Dataset entries:
▽

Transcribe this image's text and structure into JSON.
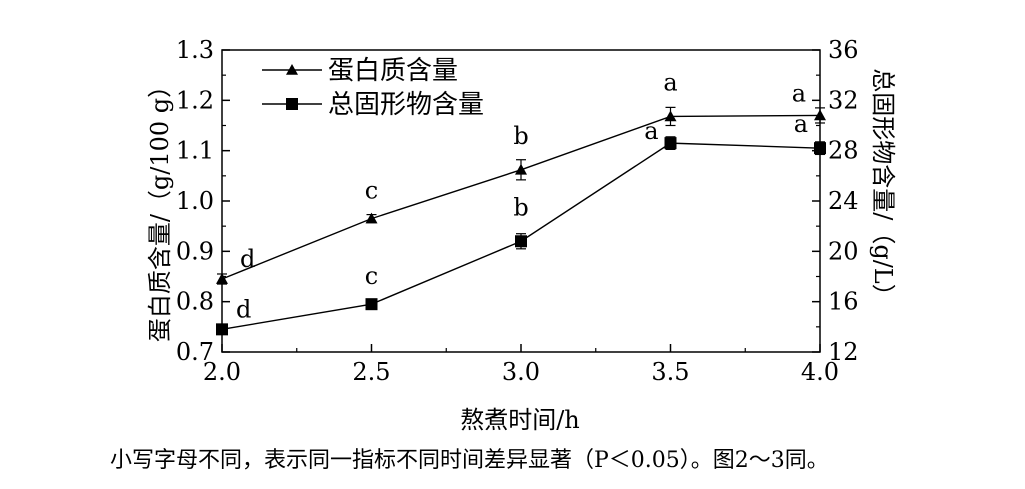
{
  "chart_data": {
    "type": "line",
    "xlabel": "熬煮时间/h",
    "ylabel_left": "蛋白质含量/（g/100 g）",
    "ylabel_right": "总固形物含量/（g/L）",
    "x": [
      2.0,
      2.5,
      3.0,
      3.5,
      4.0
    ],
    "x_ticks": [
      "2.0",
      "2.5",
      "3.0",
      "3.5",
      "4.0"
    ],
    "xlim": [
      2.0,
      4.0
    ],
    "y_left_lim": [
      0.7,
      1.3
    ],
    "y_left_ticks": [
      "0.7",
      "0.8",
      "0.9",
      "1.0",
      "1.1",
      "1.2",
      "1.3"
    ],
    "y_right_lim": [
      12,
      36
    ],
    "y_right_ticks": [
      "12",
      "16",
      "20",
      "24",
      "28",
      "32",
      "36"
    ],
    "grid": false,
    "legend_position": "top-left",
    "series": [
      {
        "name": "蛋白质含量",
        "axis": "left",
        "marker": "triangle",
        "values": [
          0.845,
          0.965,
          1.062,
          1.168,
          1.17
        ],
        "errors": [
          0.01,
          0.008,
          0.02,
          0.018,
          0.015
        ],
        "letters": [
          "d",
          "c",
          "b",
          "a",
          "a"
        ]
      },
      {
        "name": "总固形物含量",
        "axis": "right",
        "marker": "square",
        "values": [
          13.8,
          15.8,
          20.8,
          28.6,
          28.2
        ],
        "errors": [
          0.3,
          0.3,
          0.6,
          0.5,
          0.5
        ],
        "letters": [
          "d",
          "c",
          "b",
          "a",
          "a"
        ]
      }
    ]
  },
  "caption": "小写字母不同，表示同一指标不同时间差异显著（P＜0.05）。图2～3同。"
}
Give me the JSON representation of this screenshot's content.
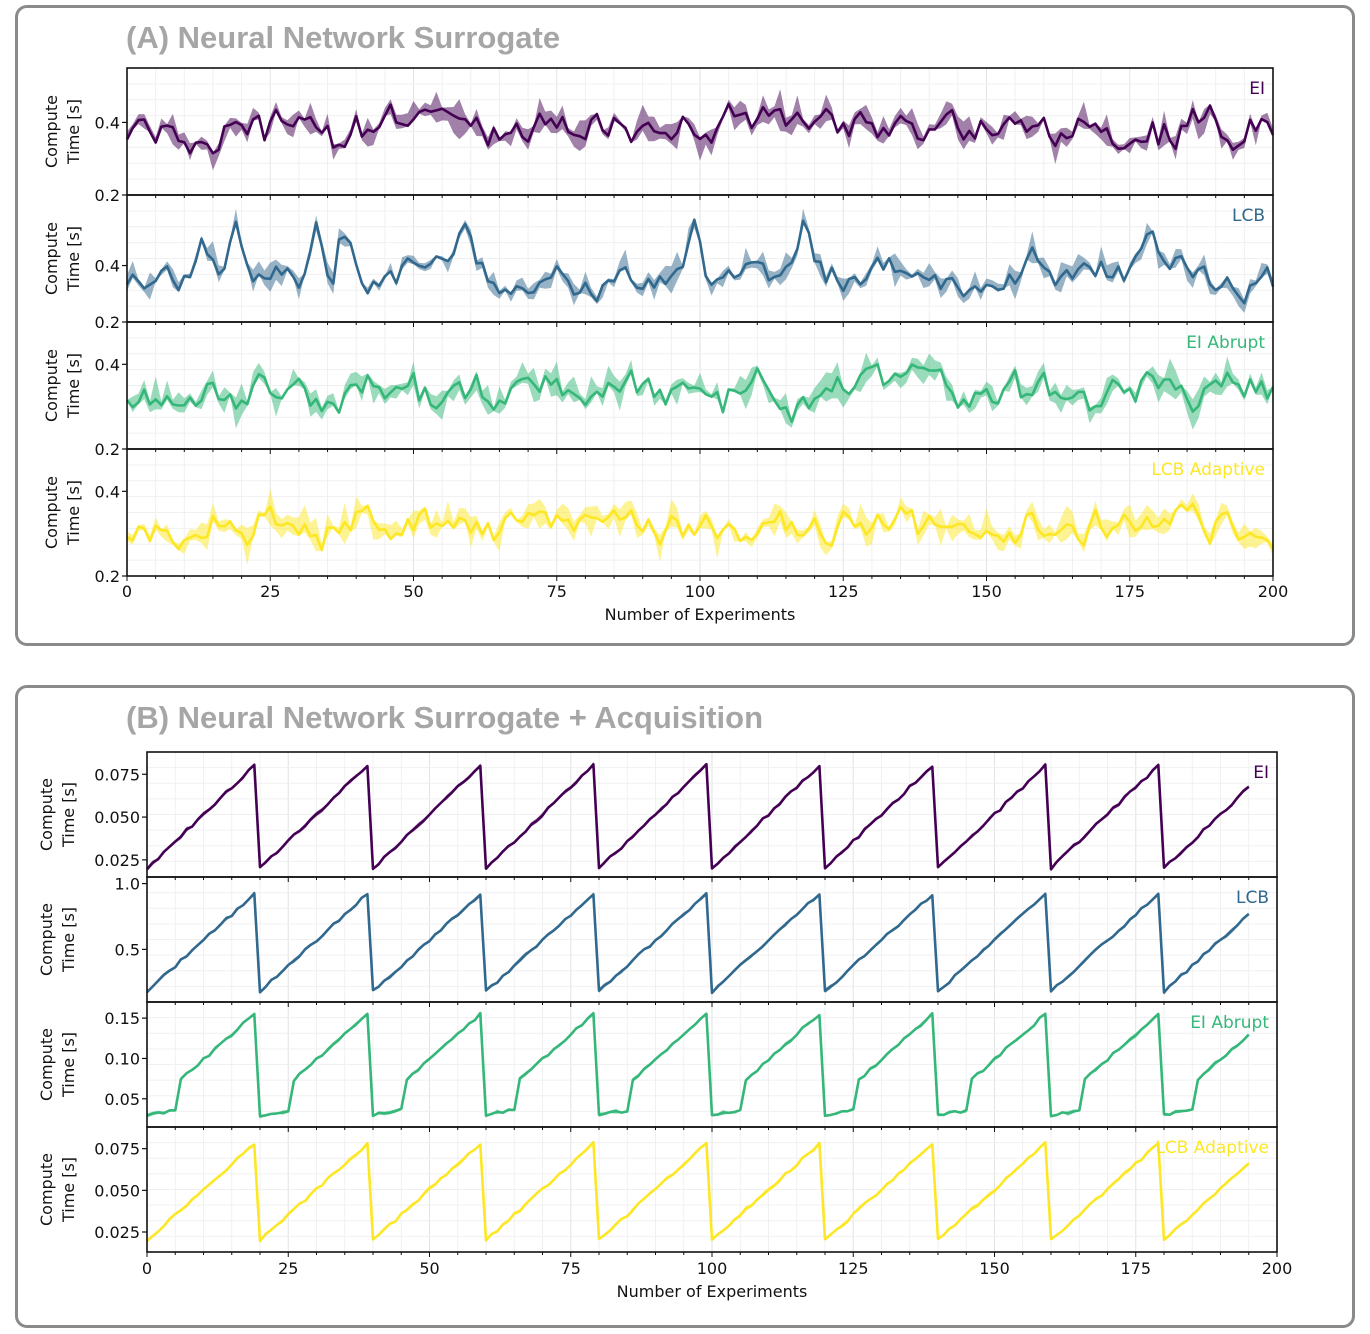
{
  "panels": [
    {
      "title": "(A) Neural Network Surrogate",
      "xlabel": "Number of Experiments",
      "xticks": [
        0,
        25,
        50,
        75,
        100,
        125,
        150,
        175,
        200
      ],
      "ylabel": "Compute\nTime [s]"
    },
    {
      "title": "(B) Neural Network Surrogate + Acquisition",
      "xlabel": "Number of Experiments",
      "xticks": [
        0,
        25,
        50,
        75,
        100,
        125,
        150,
        175,
        200
      ],
      "ylabel": "Compute\nTime [s]"
    }
  ],
  "colors": {
    "EI": "#440154",
    "LCB": "#31688e",
    "EI Abrupt": "#35b779",
    "LCB Adaptive": "#fde725"
  },
  "chart_data": [
    {
      "type": "line",
      "title": "(A) Neural Network Surrogate",
      "xlabel": "Number of Experiments",
      "ylabel": "Compute Time [s]",
      "xlim": [
        0,
        200
      ],
      "subplots": [
        {
          "name": "EI",
          "ylim": [
            0.2,
            0.55
          ],
          "yticks": [
            0.2,
            0.4
          ],
          "pattern": "noise",
          "base": 0.38,
          "amp": 0.045,
          "seed": 11
        },
        {
          "name": "LCB",
          "ylim": [
            0.2,
            0.65
          ],
          "yticks": [
            0.2,
            0.4
          ],
          "pattern": "noise-peaks",
          "base": 0.36,
          "amp": 0.05,
          "peaks": [
            13,
            19,
            33,
            38,
            59,
            99,
            118,
            158,
            178
          ],
          "seed": 23
        },
        {
          "name": "EI Abrupt",
          "ylim": [
            0.2,
            0.5
          ],
          "yticks": [
            0.2,
            0.4
          ],
          "pattern": "noise",
          "base": 0.33,
          "amp": 0.04,
          "seed": 37
        },
        {
          "name": "LCB Adaptive",
          "ylim": [
            0.2,
            0.5
          ],
          "yticks": [
            0.2,
            0.4
          ],
          "pattern": "noise",
          "base": 0.32,
          "amp": 0.04,
          "seed": 53
        }
      ]
    },
    {
      "type": "line",
      "title": "(B) Neural Network Surrogate + Acquisition",
      "xlabel": "Number of Experiments",
      "ylabel": "Compute Time [s]",
      "xlim": [
        0,
        200
      ],
      "subplots": [
        {
          "name": "EI",
          "ylim": [
            0.015,
            0.088
          ],
          "yticks": [
            0.025,
            0.05,
            0.075
          ],
          "ytick_labels": [
            "0.025",
            "0.050",
            "0.075"
          ],
          "pattern": "sawtooth",
          "low": 0.02,
          "high": 0.08,
          "period": 20,
          "end": 195,
          "seed": 61
        },
        {
          "name": "LCB",
          "ylim": [
            0.1,
            1.05
          ],
          "yticks": [
            0.5,
            1.0
          ],
          "ytick_labels": [
            "0.5",
            "1.0"
          ],
          "pattern": "sawtooth",
          "low": 0.18,
          "high": 0.92,
          "period": 20,
          "end": 195,
          "seed": 71
        },
        {
          "name": "EI Abrupt",
          "ylim": [
            0.015,
            0.17
          ],
          "yticks": [
            0.05,
            0.1,
            0.15
          ],
          "ytick_labels": [
            "0.05",
            "0.10",
            "0.15"
          ],
          "pattern": "sawtooth-step",
          "low": 0.03,
          "high": 0.155,
          "period": 20,
          "end": 195,
          "seed": 83
        },
        {
          "name": "LCB Adaptive",
          "ylim": [
            0.013,
            0.088
          ],
          "yticks": [
            0.025,
            0.05,
            0.075
          ],
          "ytick_labels": [
            "0.025",
            "0.050",
            "0.075"
          ],
          "pattern": "sawtooth",
          "low": 0.02,
          "high": 0.078,
          "period": 20,
          "end": 195,
          "seed": 97
        }
      ]
    }
  ]
}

△

Task description: Reproduce the whole listing word for word, setting aside any pictures.

Exercise response:
Transcribe this image's text and structure into JSON.
{
  "chart_data": {
    "type": "line",
    "xlabel": "熬煮时间/h",
    "ylabel_left": "蛋白质含量/（g/100 g）",
    "ylabel_right": "总固形物含量/（g/L）",
    "x": [
      2.0,
      2.5,
      3.0,
      3.5,
      4.0
    ],
    "x_ticks": [
      "2.0",
      "2.5",
      "3.0",
      "3.5",
      "4.0"
    ],
    "xlim": [
      2.0,
      4.0
    ],
    "y_left_lim": [
      0.7,
      1.3
    ],
    "y_left_ticks": [
      "0.7",
      "0.8",
      "0.9",
      "1.0",
      "1.1",
      "1.2",
      "1.3"
    ],
    "y_right_lim": [
      12,
      36
    ],
    "y_right_ticks": [
      "12",
      "16",
      "20",
      "24",
      "28",
      "32",
      "36"
    ],
    "grid": false,
    "legend_position": "top-left",
    "series": [
      {
        "name": "蛋白质含量",
        "axis": "left",
        "marker": "triangle",
        "values": [
          0.845,
          0.965,
          1.062,
          1.168,
          1.17
        ],
        "errors": [
          0.01,
          0.008,
          0.02,
          0.018,
          0.015
        ],
        "letters": [
          "d",
          "c",
          "b",
          "a",
          "a"
        ]
      },
      {
        "name": "总固形物含量",
        "axis": "right",
        "marker": "square",
        "values": [
          13.8,
          15.8,
          20.8,
          28.6,
          28.2
        ],
        "errors": [
          0.3,
          0.3,
          0.6,
          0.5,
          0.5
        ],
        "letters": [
          "d",
          "c",
          "b",
          "a",
          "a"
        ]
      }
    ]
  },
  "caption": "小写字母不同，表示同一指标不同时间差异显著（P＜0.05）。图2～3同。"
}
Give me the JSON representation of this screenshot's content.
{
  "panels": [
    {
      "title": "(A) Neural Network Surrogate",
      "xlabel": "Number of Experiments",
      "xticks": [
        0,
        25,
        50,
        75,
        100,
        125,
        150,
        175,
        200
      ],
      "ylabel": "Compute\nTime [s]"
    },
    {
      "title": "(B) Neural Network Surrogate + Acquisition",
      "xlabel": "Number of Experiments",
      "xticks": [
        0,
        25,
        50,
        75,
        100,
        125,
        150,
        175,
        200
      ],
      "ylabel": "Compute\nTime [s]"
    }
  ],
  "colors": {
    "EI": "#440154",
    "LCB": "#31688e",
    "EI Abrupt": "#35b779",
    "LCB Adaptive": "#fde725"
  },
  "chart_data": [
    {
      "type": "line",
      "title": "(A) Neural Network Surrogate",
      "xlabel": "Number of Experiments",
      "ylabel": "Compute Time [s]",
      "xlim": [
        0,
        200
      ],
      "subplots": [
        {
          "name": "EI",
          "ylim": [
            0.2,
            0.55
          ],
          "yticks": [
            0.2,
            0.4
          ],
          "pattern": "noise",
          "base": 0.38,
          "amp": 0.045,
          "seed": 11
        },
        {
          "name": "LCB",
          "ylim": [
            0.2,
            0.65
          ],
          "yticks": [
            0.2,
            0.4
          ],
          "pattern": "noise-peaks",
          "base": 0.36,
          "amp": 0.05,
          "peaks": [
            13,
            19,
            33,
            38,
            59,
            99,
            118,
            158,
            178
          ],
          "seed": 23
        },
        {
          "name": "EI Abrupt",
          "ylim": [
            0.2,
            0.5
          ],
          "yticks": [
            0.2,
            0.4
          ],
          "pattern": "noise",
          "base": 0.33,
          "amp": 0.04,
          "seed": 37
        },
        {
          "name": "LCB Adaptive",
          "ylim": [
            0.2,
            0.5
          ],
          "yticks": [
            0.2,
            0.4
          ],
          "pattern": "noise",
          "base": 0.32,
          "amp": 0.04,
          "seed": 53
        }
      ]
    },
    {
      "type": "line",
      "title": "(B) Neural Network Surrogate + Acquisition",
      "xlabel": "Number of Experiments",
      "ylabel": "Compute Time [s]",
      "xlim": [
        0,
        200
      ],
      "subplots": [
        {
          "name": "EI",
          "ylim": [
            0.015,
            0.088
          ],
          "yticks": [
            0.025,
            0.05,
            0.075
          ],
          "ytick_labels": [
            "0.025",
            "0.050",
            "0.075"
          ],
          "pattern": "sawtooth",
          "low": 0.02,
          "high": 0.08,
          "period": 20,
          "end": 195,
          "seed": 61
        },
        {
          "name": "LCB",
          "ylim": [
            0.1,
            1.05
          ],
          "yticks": [
            0.5,
            1.0
          ],
          "ytick_labels": [
            "0.5",
            "1.0"
          ],
          "pattern": "sawtooth",
          "low": 0.18,
          "high": 0.92,
          "period": 20,
          "end": 195,
          "seed": 71
        },
        {
          "name": "EI Abrupt",
          "ylim": [
            0.015,
            0.17
          ],
          "yticks": [
            0.05,
            0.1,
            0.15
          ],
          "ytick_labels": [
            "0.05",
            "0.10",
            "0.15"
          ],
          "pattern": "sawtooth-step",
          "low": 0.03,
          "high": 0.155,
          "period": 20,
          "end": 195,
          "seed": 83
        },
        {
          "name": "LCB Adaptive",
          "ylim": [
            0.013,
            0.088
          ],
          "yticks": [
            0.025,
            0.05,
            0.075
          ],
          "ytick_labels": [
            "0.025",
            "0.050",
            "0.075"
          ],
          "pattern": "sawtooth",
          "low": 0.02,
          "high": 0.078,
          "period": 20,
          "end": 195,
          "seed": 97
        }
      ]
    }
  ]
}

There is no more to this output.